Directions for this task:
Set out every line bearing the string "private".

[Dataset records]
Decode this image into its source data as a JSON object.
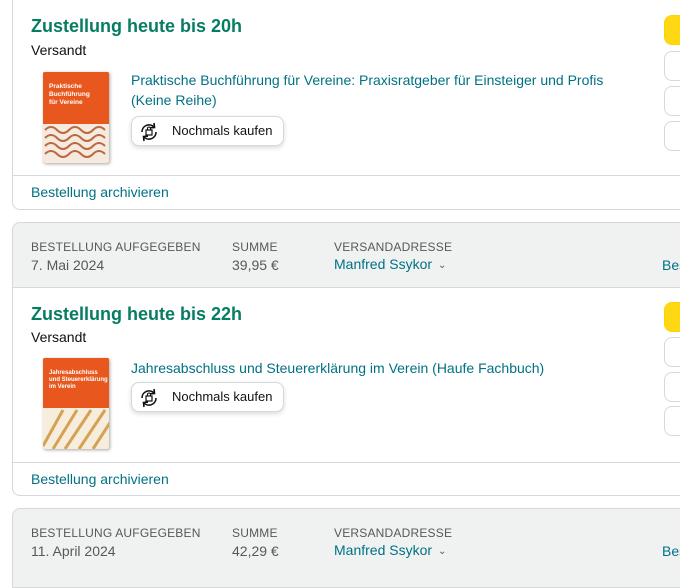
{
  "orders": [
    {
      "delivery_text": "Zustellung heute bis 20h",
      "status_text": "Versandt",
      "item": {
        "title": "Praktische Buchführung für Vereine: Praxisratgeber für Einsteiger und Profis (Keine Reihe)",
        "cover_title": "Praktische Buchführung für Vereine"
      },
      "rebuy_label": "Nochmals kaufen",
      "archive_label": "Bestellung archivieren"
    },
    {
      "delivery_text": "Zustellung heute bis 22h",
      "status_text": "Versandt",
      "item": {
        "title": "Jahresabschluss und Steuererklärung im Verein (Haufe Fachbuch)",
        "cover_title": "Jahresabschluss und Steuererklärung im Verein"
      },
      "rebuy_label": "Nochmals kaufen",
      "archive_label": "Bestellung archivieren"
    }
  ],
  "order_headers": [
    {
      "placed_label": "BESTELLUNG AUFGEGEBEN",
      "placed_date": "7. Mai 2024",
      "total_label": "SUMME",
      "total_value": "39,95 €",
      "address_label": "VERSANDADRESSE",
      "address_name": "Manfred Ssykor",
      "right_link_partial": "Bes"
    },
    {
      "placed_label": "BESTELLUNG AUFGEGEBEN",
      "placed_date": "11. April 2024",
      "total_label": "SUMME",
      "total_value": "42,29 €",
      "address_label": "VERSANDADRESSE",
      "address_name": "Manfred Ssykor",
      "right_link_partial": "Bes"
    }
  ],
  "colors": {
    "delivery_green": "#067d62",
    "link_teal": "#007185",
    "primary_button": "#ffd814",
    "header_bg": "#f0f2f2",
    "cover_orange": "#e8571e"
  },
  "icons": {
    "rebuy": "rebuy-icon",
    "chevron": "chevron-down-icon"
  }
}
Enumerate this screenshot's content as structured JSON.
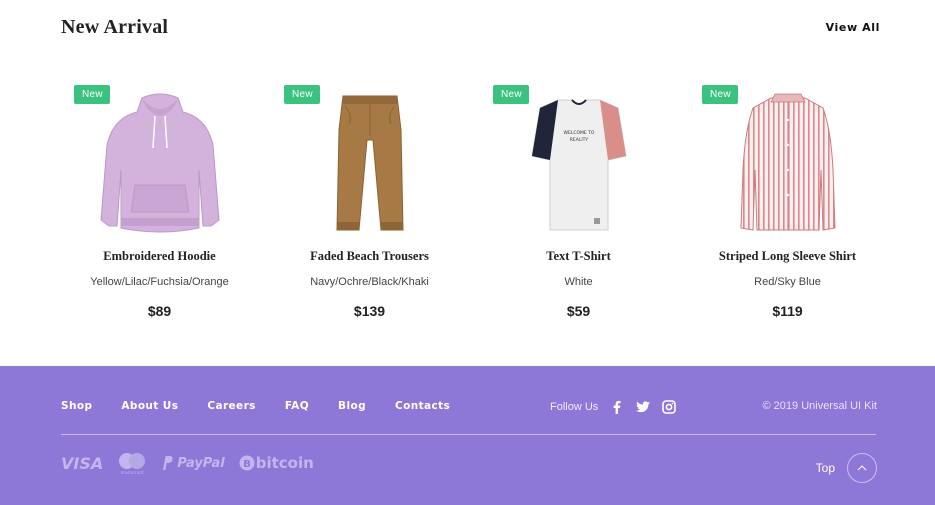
{
  "section": {
    "title": "New Arrival",
    "view_all": "View All"
  },
  "products": [
    {
      "badge": "New",
      "name": "Embroidered Hoodie",
      "colors": "Yellow/Lilac/Fuchsia/Orange",
      "price": "$89",
      "icon": "hoodie-image"
    },
    {
      "badge": "New",
      "name": "Faded Beach Trousers",
      "colors": "Navy/Ochre/Black/Khaki",
      "price": "$139",
      "icon": "trousers-image"
    },
    {
      "badge": "New",
      "name": "Text T-Shirt",
      "colors": "White",
      "price": "$59",
      "icon": "tshirt-image"
    },
    {
      "badge": "New",
      "name": "Striped Long Sleeve Shirt",
      "colors": "Red/Sky Blue",
      "price": "$119",
      "icon": "shirt-image"
    }
  ],
  "footer": {
    "nav": [
      "Shop",
      "About Us",
      "Careers",
      "FAQ",
      "Blog",
      "Contacts"
    ],
    "follow_label": "Follow Us",
    "social": [
      "facebook-icon",
      "twitter-icon",
      "instagram-icon"
    ],
    "copyright": "© 2019 Universal UI Kit",
    "payments": {
      "visa": "VISA",
      "mastercard": "mastercard",
      "paypal": "PayPal",
      "bitcoin": "bitcoin"
    },
    "top_label": "Top"
  },
  "colors": {
    "badge": "#3cc27f",
    "footer_bg": "#8d77d7"
  }
}
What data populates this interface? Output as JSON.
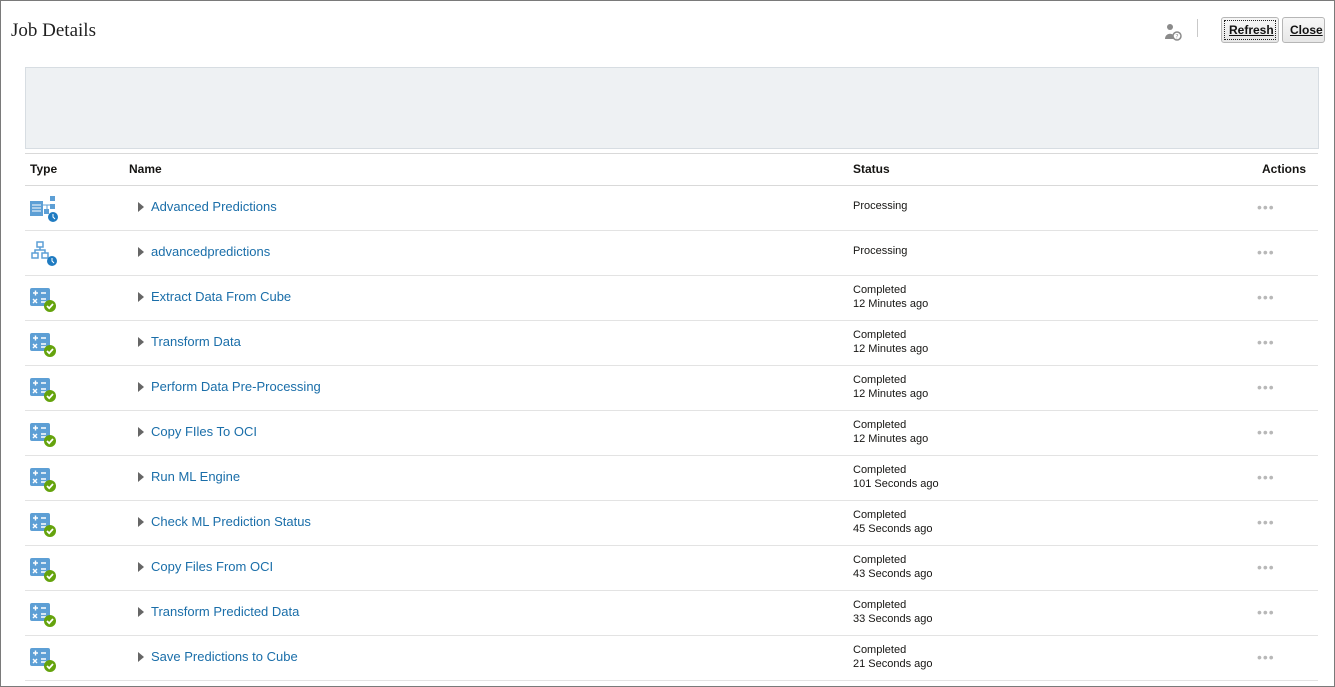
{
  "header": {
    "title": "Job Details",
    "refresh_label": "Refresh",
    "close_label": "Close"
  },
  "table": {
    "columns": {
      "type": "Type",
      "name": "Name",
      "status": "Status",
      "actions": "Actions"
    },
    "rows": [
      {
        "icon": "pipeline-scheduled-icon",
        "name": "Advanced Predictions",
        "status": "Processing",
        "time": ""
      },
      {
        "icon": "hierarchy-scheduled-icon",
        "name": "advancedpredictions",
        "status": "Processing",
        "time": ""
      },
      {
        "icon": "calculation-completed-icon",
        "name": "Extract Data From Cube",
        "status": "Completed",
        "time": "12 Minutes ago"
      },
      {
        "icon": "calculation-completed-icon",
        "name": "Transform Data",
        "status": "Completed",
        "time": "12 Minutes ago"
      },
      {
        "icon": "calculation-completed-icon",
        "name": "Perform Data Pre-Processing",
        "status": "Completed",
        "time": "12 Minutes ago"
      },
      {
        "icon": "calculation-completed-icon",
        "name": "Copy FIles To OCI",
        "status": "Completed",
        "time": "12 Minutes ago"
      },
      {
        "icon": "calculation-completed-icon",
        "name": "Run ML Engine",
        "status": "Completed",
        "time": "101 Seconds ago"
      },
      {
        "icon": "calculation-completed-icon",
        "name": "Check ML Prediction Status",
        "status": "Completed",
        "time": "45 Seconds ago"
      },
      {
        "icon": "calculation-completed-icon",
        "name": "Copy Files From OCI",
        "status": "Completed",
        "time": "43 Seconds ago"
      },
      {
        "icon": "calculation-completed-icon",
        "name": "Transform Predicted Data",
        "status": "Completed",
        "time": "33 Seconds ago"
      },
      {
        "icon": "calculation-completed-icon",
        "name": "Save Predictions to Cube",
        "status": "Completed",
        "time": "21 Seconds ago"
      }
    ],
    "actions_glyph": "•••"
  },
  "colors": {
    "link": "#1a6ea9",
    "icon_blue": "#5d9fd5",
    "badge_green": "#65a30d",
    "badge_blue": "#1f7bc1"
  }
}
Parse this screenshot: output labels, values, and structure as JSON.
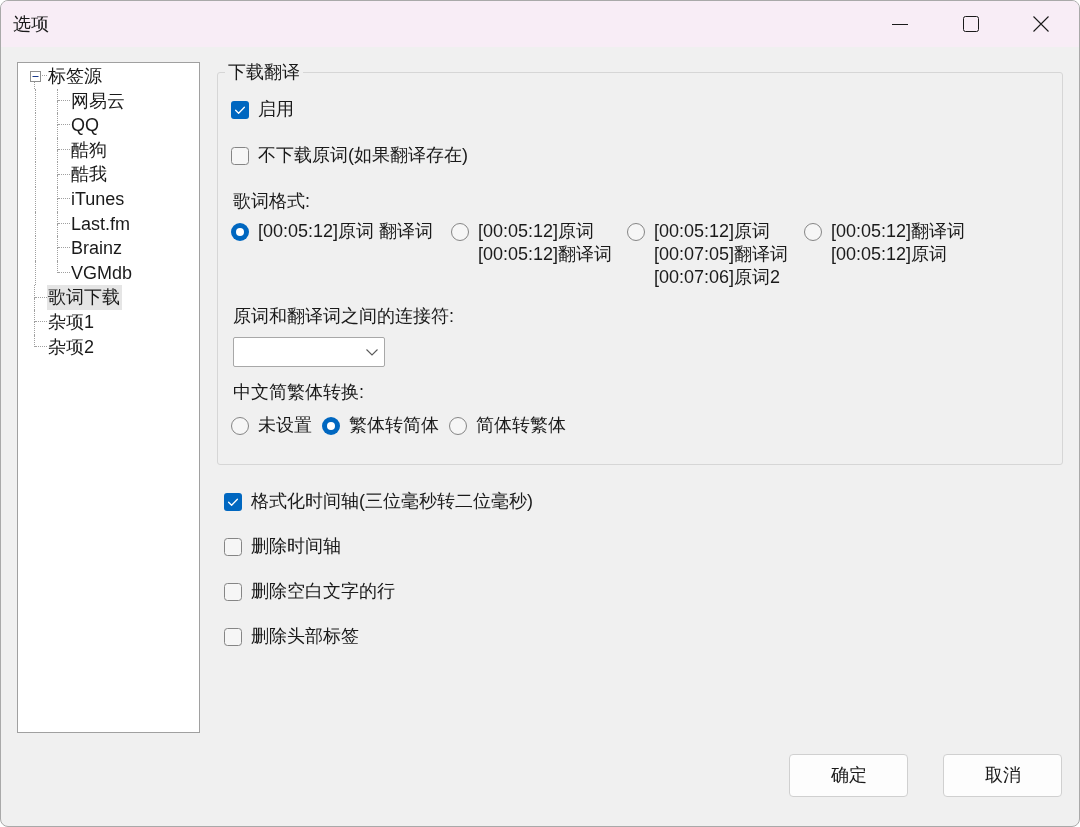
{
  "window": {
    "title": "选项"
  },
  "tree": {
    "items": [
      {
        "label": "标签源",
        "expanded": true,
        "selected": false,
        "children": [
          {
            "label": "网易云",
            "selected": false
          },
          {
            "label": "QQ",
            "selected": false
          },
          {
            "label": "酷狗",
            "selected": false
          },
          {
            "label": "酷我",
            "selected": false
          },
          {
            "label": "iTunes",
            "selected": false
          },
          {
            "label": "Last.fm",
            "selected": false
          },
          {
            "label": "Brainz",
            "selected": false
          },
          {
            "label": "VGMdb",
            "selected": false
          }
        ]
      },
      {
        "label": "歌词下载",
        "selected": true
      },
      {
        "label": "杂项1",
        "selected": false
      },
      {
        "label": "杂项2",
        "selected": false
      }
    ]
  },
  "download_translation": {
    "title": "下载翻译",
    "checkboxes": [
      {
        "label": "启用",
        "checked": true
      },
      {
        "label": "不下载原词(如果翻译存在)",
        "checked": false
      }
    ],
    "lyric_format": {
      "label": "歌词格式:",
      "options": [
        {
          "lines": [
            "[00:05:12]原词 翻译词"
          ],
          "selected": true
        },
        {
          "lines": [
            "[00:05:12]原词",
            "[00:05:12]翻译词"
          ],
          "selected": false
        },
        {
          "lines": [
            "[00:05:12]原词",
            "[00:07:05]翻译词",
            "[00:07:06]原词2"
          ],
          "selected": false
        },
        {
          "lines": [
            "[00:05:12]翻译词",
            "[00:05:12]原词"
          ],
          "selected": false
        }
      ]
    },
    "separator": {
      "label": "原词和翻译词之间的连接符:"
    },
    "conversion": {
      "label": "中文简繁体转换:",
      "options": [
        {
          "label": "未设置",
          "selected": false
        },
        {
          "label": "繁体转简体",
          "selected": true
        },
        {
          "label": "简体转繁体",
          "selected": false
        }
      ]
    }
  },
  "options": [
    {
      "label": "格式化时间轴(三位毫秒转二位毫秒)",
      "checked": true
    },
    {
      "label": "删除时间轴",
      "checked": false
    },
    {
      "label": "删除空白文字的行",
      "checked": false
    },
    {
      "label": "删除头部标签",
      "checked": false
    }
  ],
  "buttons": [
    "确定",
    "取消"
  ]
}
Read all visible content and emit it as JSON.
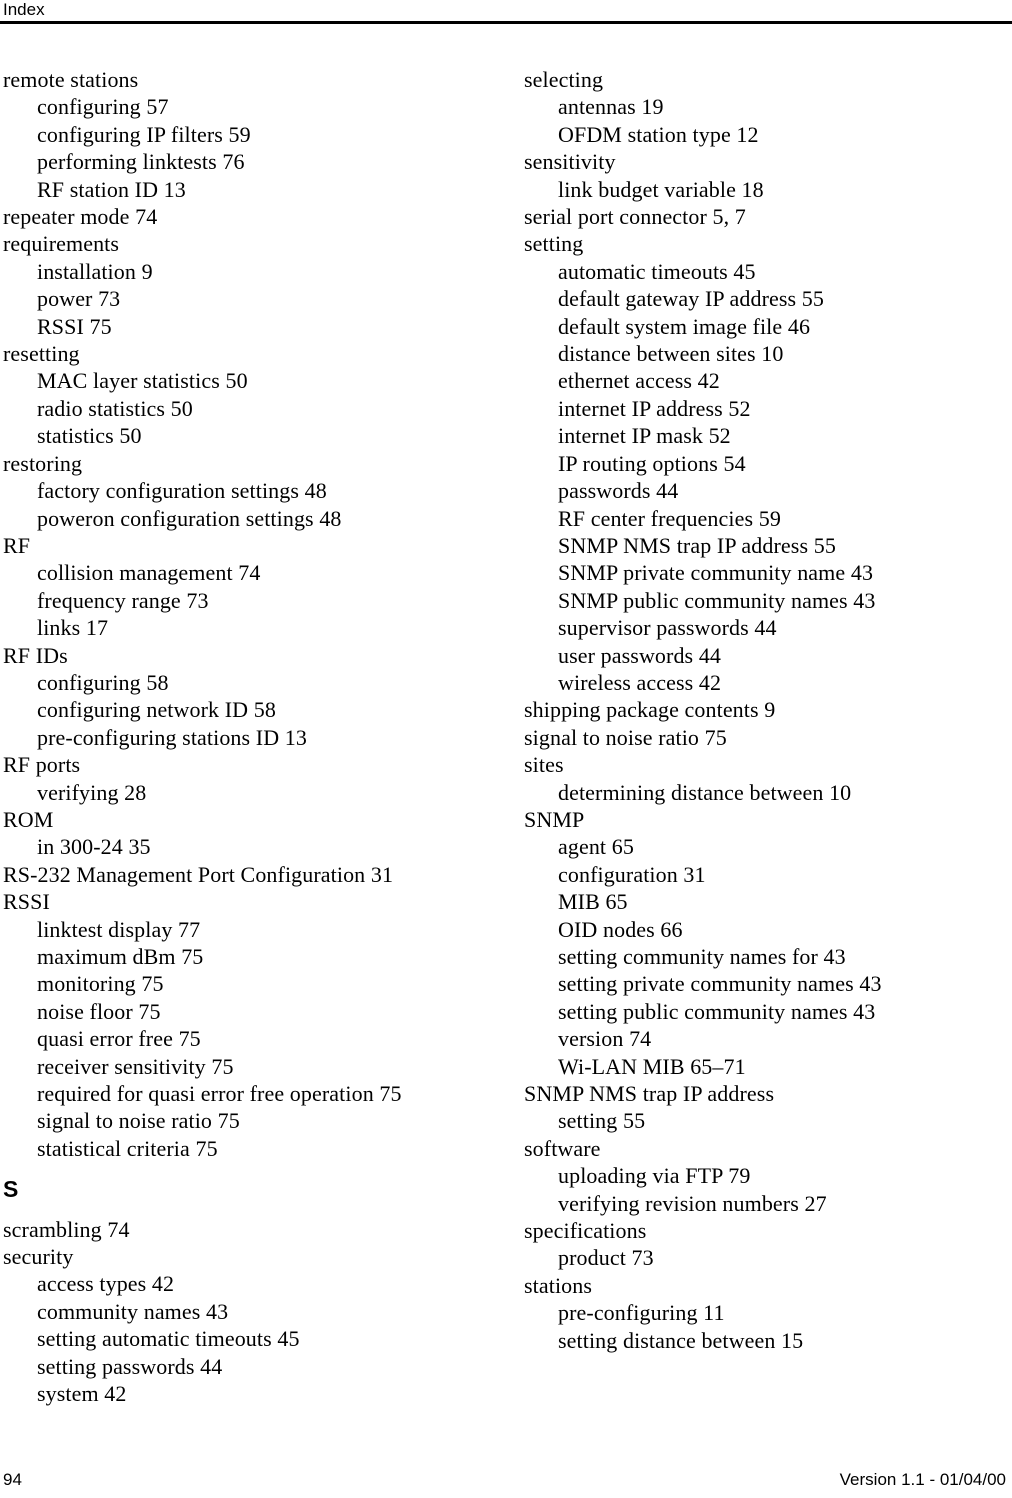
{
  "header": {
    "title": "Index"
  },
  "footer": {
    "page_number": "94",
    "version": "Version 1.1 - 01/04/00"
  },
  "columns": {
    "left": [
      {
        "type": "entry",
        "level": 0,
        "text": "remote stations"
      },
      {
        "type": "entry",
        "level": 1,
        "text": "configuring 57"
      },
      {
        "type": "entry",
        "level": 1,
        "text": "configuring IP filters 59"
      },
      {
        "type": "entry",
        "level": 1,
        "text": "performing linktests 76"
      },
      {
        "type": "entry",
        "level": 1,
        "text": "RF station ID 13"
      },
      {
        "type": "entry",
        "level": 0,
        "text": "repeater mode 74"
      },
      {
        "type": "entry",
        "level": 0,
        "text": "requirements"
      },
      {
        "type": "entry",
        "level": 1,
        "text": "installation 9"
      },
      {
        "type": "entry",
        "level": 1,
        "text": "power 73"
      },
      {
        "type": "entry",
        "level": 1,
        "text": "RSSI 75"
      },
      {
        "type": "entry",
        "level": 0,
        "text": "resetting"
      },
      {
        "type": "entry",
        "level": 1,
        "text": "MAC layer statistics 50"
      },
      {
        "type": "entry",
        "level": 1,
        "text": "radio statistics 50"
      },
      {
        "type": "entry",
        "level": 1,
        "text": "statistics 50"
      },
      {
        "type": "entry",
        "level": 0,
        "text": "restoring"
      },
      {
        "type": "entry",
        "level": 1,
        "text": "factory configuration settings 48"
      },
      {
        "type": "entry",
        "level": 1,
        "text": "poweron configuration settings 48"
      },
      {
        "type": "entry",
        "level": 0,
        "text": "RF"
      },
      {
        "type": "entry",
        "level": 1,
        "text": "collision management 74"
      },
      {
        "type": "entry",
        "level": 1,
        "text": "frequency range 73"
      },
      {
        "type": "entry",
        "level": 1,
        "text": "links 17"
      },
      {
        "type": "entry",
        "level": 0,
        "text": "RF IDs"
      },
      {
        "type": "entry",
        "level": 1,
        "text": "configuring 58"
      },
      {
        "type": "entry",
        "level": 1,
        "text": "configuring network ID 58"
      },
      {
        "type": "entry",
        "level": 1,
        "text": "pre-configuring stations ID 13"
      },
      {
        "type": "entry",
        "level": 0,
        "text": "RF ports"
      },
      {
        "type": "entry",
        "level": 1,
        "text": "verifying 28"
      },
      {
        "type": "entry",
        "level": 0,
        "text": "ROM"
      },
      {
        "type": "entry",
        "level": 1,
        "text": "in 300-24 35"
      },
      {
        "type": "entry",
        "level": 0,
        "text": "RS-232 Management Port Configuration 31"
      },
      {
        "type": "entry",
        "level": 0,
        "text": "RSSI"
      },
      {
        "type": "entry",
        "level": 1,
        "text": "linktest display 77"
      },
      {
        "type": "entry",
        "level": 1,
        "text": "maximum dBm 75"
      },
      {
        "type": "entry",
        "level": 1,
        "text": "monitoring 75"
      },
      {
        "type": "entry",
        "level": 1,
        "text": "noise floor 75"
      },
      {
        "type": "entry",
        "level": 1,
        "text": "quasi error free 75"
      },
      {
        "type": "entry",
        "level": 1,
        "text": "receiver sensitivity 75"
      },
      {
        "type": "entry",
        "level": 1,
        "text": "required for quasi error free operation 75"
      },
      {
        "type": "entry",
        "level": 1,
        "text": "signal to noise ratio 75"
      },
      {
        "type": "entry",
        "level": 1,
        "text": "statistical criteria 75"
      },
      {
        "type": "heading",
        "text": "S"
      },
      {
        "type": "entry",
        "level": 0,
        "text": "scrambling 74"
      },
      {
        "type": "entry",
        "level": 0,
        "text": "security"
      },
      {
        "type": "entry",
        "level": 1,
        "text": "access types 42"
      },
      {
        "type": "entry",
        "level": 1,
        "text": "community names 43"
      },
      {
        "type": "entry",
        "level": 1,
        "text": "setting automatic timeouts 45"
      },
      {
        "type": "entry",
        "level": 1,
        "text": "setting passwords 44"
      },
      {
        "type": "entry",
        "level": 1,
        "text": "system 42"
      }
    ],
    "right": [
      {
        "type": "entry",
        "level": 0,
        "text": "selecting"
      },
      {
        "type": "entry",
        "level": 1,
        "text": "antennas 19"
      },
      {
        "type": "entry",
        "level": 1,
        "text": "OFDM station type 12"
      },
      {
        "type": "entry",
        "level": 0,
        "text": "sensitivity"
      },
      {
        "type": "entry",
        "level": 1,
        "text": "link budget variable 18"
      },
      {
        "type": "entry",
        "level": 0,
        "text": "serial port connector 5, 7"
      },
      {
        "type": "entry",
        "level": 0,
        "text": "setting"
      },
      {
        "type": "entry",
        "level": 1,
        "text": "automatic timeouts 45"
      },
      {
        "type": "entry",
        "level": 1,
        "text": "default gateway IP address 55"
      },
      {
        "type": "entry",
        "level": 1,
        "text": "default system image file 46"
      },
      {
        "type": "entry",
        "level": 1,
        "text": "distance between sites 10"
      },
      {
        "type": "entry",
        "level": 1,
        "text": "ethernet access 42"
      },
      {
        "type": "entry",
        "level": 1,
        "text": "internet IP address 52"
      },
      {
        "type": "entry",
        "level": 1,
        "text": "internet IP mask 52"
      },
      {
        "type": "entry",
        "level": 1,
        "text": "IP routing options 54"
      },
      {
        "type": "entry",
        "level": 1,
        "text": "passwords 44"
      },
      {
        "type": "entry",
        "level": 1,
        "text": "RF center frequencies 59"
      },
      {
        "type": "entry",
        "level": 1,
        "text": "SNMP NMS trap IP address 55"
      },
      {
        "type": "entry",
        "level": 1,
        "text": "SNMP private community name 43"
      },
      {
        "type": "entry",
        "level": 1,
        "text": "SNMP public community names 43"
      },
      {
        "type": "entry",
        "level": 1,
        "text": "supervisor passwords 44"
      },
      {
        "type": "entry",
        "level": 1,
        "text": "user passwords 44"
      },
      {
        "type": "entry",
        "level": 1,
        "text": "wireless access 42"
      },
      {
        "type": "entry",
        "level": 0,
        "text": "shipping package contents 9"
      },
      {
        "type": "entry",
        "level": 0,
        "text": "signal to noise ratio 75"
      },
      {
        "type": "entry",
        "level": 0,
        "text": "sites"
      },
      {
        "type": "entry",
        "level": 1,
        "text": "determining distance between 10"
      },
      {
        "type": "entry",
        "level": 0,
        "text": "SNMP"
      },
      {
        "type": "entry",
        "level": 1,
        "text": "agent 65"
      },
      {
        "type": "entry",
        "level": 1,
        "text": "configuration 31"
      },
      {
        "type": "entry",
        "level": 1,
        "text": "MIB 65"
      },
      {
        "type": "entry",
        "level": 1,
        "text": "OID nodes 66"
      },
      {
        "type": "entry",
        "level": 1,
        "text": "setting community names for 43"
      },
      {
        "type": "entry",
        "level": 1,
        "text": "setting private community names 43"
      },
      {
        "type": "entry",
        "level": 1,
        "text": "setting public community names 43"
      },
      {
        "type": "entry",
        "level": 1,
        "text": "version 74"
      },
      {
        "type": "entry",
        "level": 1,
        "text": "Wi-LAN MIB 65–71"
      },
      {
        "type": "entry",
        "level": 0,
        "text": "SNMP NMS trap IP address"
      },
      {
        "type": "entry",
        "level": 1,
        "text": "setting 55"
      },
      {
        "type": "entry",
        "level": 0,
        "text": "software"
      },
      {
        "type": "entry",
        "level": 1,
        "text": "uploading via FTP 79"
      },
      {
        "type": "entry",
        "level": 1,
        "text": "verifying revision numbers 27"
      },
      {
        "type": "entry",
        "level": 0,
        "text": "specifications"
      },
      {
        "type": "entry",
        "level": 1,
        "text": "product 73"
      },
      {
        "type": "entry",
        "level": 0,
        "text": "stations"
      },
      {
        "type": "entry",
        "level": 1,
        "text": "pre-configuring 11"
      },
      {
        "type": "entry",
        "level": 1,
        "text": "setting distance between 15"
      }
    ]
  }
}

The solution:
        "text": "SNMP private community name 43"
        "text": "setting private community names 43"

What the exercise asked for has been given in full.